The information on `/login` should probably be on / so I can read somewhere what "Stateless authentication microservice" actually means.

Also maybe a sentence why this is neat and should be used...


"Stateless authentication microservice" has only one possible meaning to me. Did you want to ask something more specific, or do you just not know what those (common) words mean?


The me it means... nothing specific.

It tells me that is has something to do with login, "without state" (whatever this means in this context) and that it is somehow not a "big service" but very "micro", so probably independent. Stateless and microservice can mean so many things.


Those words have one meaning each.

A microservice is a service that does only one thing, and does it simply.

Something stateless doesn't keep state - after an interaction with a client, nothing has changed in the service itself.

A stateless authentication microservice is something I would expect to run, listen on a port for some sort of authentication credentials, and return either some sort of authorizarion token or an authentication error.

I don't see where the confusion comes from.


Obviously it comes from you being so much smarter than me.


Would be great if you could create an issue and write some more details about your requirement.


Does "put information about the service on the front page" really require a ticket?


It doesn't.

Asking to do a pull request or create an issue is just a polite way of saying fuck off.


Nope, but a ticket helps them track it, helps make your request more durable, more likely to be developed into a higher resolution of detail, and ultimately more likely to be fulfilled.


Thanks, but I know what trouble tickets are.


A response to request for detail with a request for detail...

Perhaps you could describe what details you would like to see in the issue? :)

---

In seriousness, noobish me would like to understand more what this is and when I should use it.


I actually didn't know that the repo also includes the website (in `/example/nextjs/pages/index.js`) that was linked here.

There you go: https://github.com/lipp/login-with/issues/25


So what's exactly the use case for this? I'm not entirely sure.

Let's say I deploy it. Users of whatever service I provide use this to login to Google, Twitter, etc, then what? do I need to also implement something on the servers I'm protecting behind a login? I.e. some "verification" method that checks whether the client's JWT tokens are valid so I can grant them access?


It's helpful if you want your website/webapp to support login with X (Google, Facebook, etc). Your services on the same domain can than use these credentials and eventually use the respective API's with the per-user key.

All you need to do is: a) get key/secret for the respective service b) deploy this microservice with the respective env variables


This kind of explanation would be really useful on the website. Right now it has nothing to describe what it is/does.


The explanation you replied to didn't say anything I didn't find obvious from the tag line.


Aha. So it protects the service via protecting the domain itself, right?

I'll have to give it a try.


"On successful login two cookies will be created:

    jwt - A "JSON Web Token" (JWT) containing profile information and the respective access tokens (Twitter/etc). http-only!
    profile - A JSON string which containing non-sensitive information (accessible from browser JS):
        username - string / mandatory, the account specific user alias (e.g. Twitter name)  - photo - string / optional, the account specific user image link
        name - string / optional, the "real" name
" This looks like just enough rope to hang oneself. If you check only the profile variable it could easily be set by the user herself. So I guess you need to check the jwt. I guess it makes more sense if this would be run as reverse proxy so the cookies can't be tampered with.


The JWT is signed (see LW_JWT_SECRET env variable), you'll want to check the signature before trusting the rest of the contents.

[Data records]

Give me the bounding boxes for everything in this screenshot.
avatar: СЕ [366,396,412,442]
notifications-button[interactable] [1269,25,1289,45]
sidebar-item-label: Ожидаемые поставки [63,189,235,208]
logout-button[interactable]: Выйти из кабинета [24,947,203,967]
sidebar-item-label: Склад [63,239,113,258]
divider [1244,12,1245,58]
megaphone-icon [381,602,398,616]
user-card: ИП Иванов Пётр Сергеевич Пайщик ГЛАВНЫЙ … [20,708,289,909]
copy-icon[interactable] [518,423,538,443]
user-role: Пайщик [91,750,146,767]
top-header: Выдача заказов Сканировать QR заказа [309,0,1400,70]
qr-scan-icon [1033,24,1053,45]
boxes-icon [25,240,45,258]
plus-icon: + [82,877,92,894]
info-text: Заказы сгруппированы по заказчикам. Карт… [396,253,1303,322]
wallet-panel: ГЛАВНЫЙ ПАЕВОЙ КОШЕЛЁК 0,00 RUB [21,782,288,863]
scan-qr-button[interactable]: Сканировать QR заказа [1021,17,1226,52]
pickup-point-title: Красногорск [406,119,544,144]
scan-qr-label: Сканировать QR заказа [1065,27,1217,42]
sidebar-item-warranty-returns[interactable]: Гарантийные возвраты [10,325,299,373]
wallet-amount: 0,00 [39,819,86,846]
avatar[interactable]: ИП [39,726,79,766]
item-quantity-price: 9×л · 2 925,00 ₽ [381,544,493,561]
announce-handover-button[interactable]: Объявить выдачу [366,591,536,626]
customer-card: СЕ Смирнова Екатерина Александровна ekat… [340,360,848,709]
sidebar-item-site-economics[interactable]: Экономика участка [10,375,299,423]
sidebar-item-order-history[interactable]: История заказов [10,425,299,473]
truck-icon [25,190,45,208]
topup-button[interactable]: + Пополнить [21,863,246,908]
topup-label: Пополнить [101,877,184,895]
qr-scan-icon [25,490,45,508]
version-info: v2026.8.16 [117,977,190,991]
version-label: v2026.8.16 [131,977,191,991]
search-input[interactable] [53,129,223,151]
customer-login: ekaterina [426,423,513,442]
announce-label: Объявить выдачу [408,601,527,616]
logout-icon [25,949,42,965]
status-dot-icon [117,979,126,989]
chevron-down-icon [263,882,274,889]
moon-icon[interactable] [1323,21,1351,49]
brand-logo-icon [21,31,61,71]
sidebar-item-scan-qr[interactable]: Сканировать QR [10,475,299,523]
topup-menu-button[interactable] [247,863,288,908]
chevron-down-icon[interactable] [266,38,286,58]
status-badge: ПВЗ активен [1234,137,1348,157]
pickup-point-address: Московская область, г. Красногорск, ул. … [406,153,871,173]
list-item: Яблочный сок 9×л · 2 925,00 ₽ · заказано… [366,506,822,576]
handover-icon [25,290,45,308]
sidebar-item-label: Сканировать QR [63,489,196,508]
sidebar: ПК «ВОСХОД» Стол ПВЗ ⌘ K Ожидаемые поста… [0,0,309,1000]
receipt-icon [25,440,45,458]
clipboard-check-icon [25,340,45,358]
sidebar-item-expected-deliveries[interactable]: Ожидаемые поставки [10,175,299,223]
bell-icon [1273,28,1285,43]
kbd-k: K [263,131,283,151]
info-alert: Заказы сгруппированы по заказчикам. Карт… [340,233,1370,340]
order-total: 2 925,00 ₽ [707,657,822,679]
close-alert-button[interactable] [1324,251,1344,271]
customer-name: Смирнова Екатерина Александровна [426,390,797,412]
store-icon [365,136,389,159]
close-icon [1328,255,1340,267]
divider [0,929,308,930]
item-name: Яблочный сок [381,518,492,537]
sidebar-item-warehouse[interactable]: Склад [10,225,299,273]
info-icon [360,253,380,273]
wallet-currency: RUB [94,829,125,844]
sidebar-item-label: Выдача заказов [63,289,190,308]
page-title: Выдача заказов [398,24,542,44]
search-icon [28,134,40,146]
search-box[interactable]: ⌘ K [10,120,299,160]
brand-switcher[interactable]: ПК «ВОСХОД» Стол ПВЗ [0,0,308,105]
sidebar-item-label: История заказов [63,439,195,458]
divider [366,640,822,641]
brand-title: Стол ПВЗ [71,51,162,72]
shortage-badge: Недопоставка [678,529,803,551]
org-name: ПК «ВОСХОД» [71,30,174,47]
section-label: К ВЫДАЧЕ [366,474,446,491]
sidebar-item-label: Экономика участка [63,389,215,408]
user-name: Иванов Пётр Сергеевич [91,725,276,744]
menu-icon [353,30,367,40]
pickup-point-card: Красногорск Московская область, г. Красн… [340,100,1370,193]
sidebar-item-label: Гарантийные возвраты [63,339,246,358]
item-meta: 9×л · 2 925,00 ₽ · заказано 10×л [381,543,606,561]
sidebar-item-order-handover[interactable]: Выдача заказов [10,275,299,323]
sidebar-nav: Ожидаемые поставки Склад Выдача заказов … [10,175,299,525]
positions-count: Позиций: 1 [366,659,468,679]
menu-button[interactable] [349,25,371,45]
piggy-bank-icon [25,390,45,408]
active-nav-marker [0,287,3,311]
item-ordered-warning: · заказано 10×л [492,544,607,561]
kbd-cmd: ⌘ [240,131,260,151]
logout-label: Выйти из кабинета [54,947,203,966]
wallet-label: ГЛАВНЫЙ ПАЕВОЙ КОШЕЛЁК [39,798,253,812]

* _OBJECTIVE 1_
According to the login microservice discussion, what two steps are all you need to do to use the service?
* _OBJECTIVE 2_
Pick up the login microservice discussion after its final comment and carry it forward.

* _RIGHT ANSWER 1_
Get the key/secret for the respective service, then deploy this microservice with the respective env variables.

* _RIGHT ANSWER 2_
Pet gripe: don't say "JWT tokens", it's just "JWT". That's what the T stands for..


True. It's a bad habit I guess.


I found the GitHub link to contain a lot of useful info about what this is: https://github.com/lipp/login-with

Very nice work!


This is really cool. I was looking for something like this a few days ago for a side project. Great job!


THX!



How does it handle revoked and expired sessions?

From my prior research this seems to be a problem with the JWT which would either require distribution of ever growing blacklists or session verification through shared server side sessions.

Would also love to see some API documentation.

I really like the idea and always reimplementing login services seems like unnecessary hassle.


Expired can happen clientside, just check the timestamp. Revoked would be a short blacklist that lasts the duration of the session, once a token is expired it no longer has to be revoked.

But I'm also curious how a revoked list would be handled with this service.


That's only true if you do not allow for long running sessions which are commonplace today. And it still requires a lookup every time to see if a particular session is blacklisted.

From what I could grasp there's no mechanics for blacklists/revocations in the current implementation of this service.


Could be useful in my current project, but I need LinkedIn also.



linked in is now available and demo is online.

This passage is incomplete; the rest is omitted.